INSTRUCTIONS TO FOLLOW: Take the entries below and print all of them exactly, please.

PROVIDED DATA:
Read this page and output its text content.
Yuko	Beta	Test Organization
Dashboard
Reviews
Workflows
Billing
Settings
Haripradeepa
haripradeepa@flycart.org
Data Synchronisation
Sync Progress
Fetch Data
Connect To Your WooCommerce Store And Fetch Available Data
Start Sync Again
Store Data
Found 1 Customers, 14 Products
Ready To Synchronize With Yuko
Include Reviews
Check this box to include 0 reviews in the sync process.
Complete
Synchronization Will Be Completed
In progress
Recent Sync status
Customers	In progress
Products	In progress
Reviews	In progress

COMPLETE RESPONSE:
Read this page and output its text content.
Yuko	Beta	Test Organization
Dashboard
Reviews
Workflows
Billing
Settings
Haripradeepa
haripradeepa@flycart.org
Data Synchronisation
Sync Progress
Fetch Data
Connect To Your WooCommerce Store And Fetch Available Data
Start Sync Again
Store Data
Found 1 Customers, 14 Products
Ready To Synchronize With Yuko
Include Reviews
Check this box to include 0 reviews in the sync process.
Complete
Synchronization Will Be Completed
In progress
Recent Sync status
Customers	In progress
Products	In progress
Reviews	In progress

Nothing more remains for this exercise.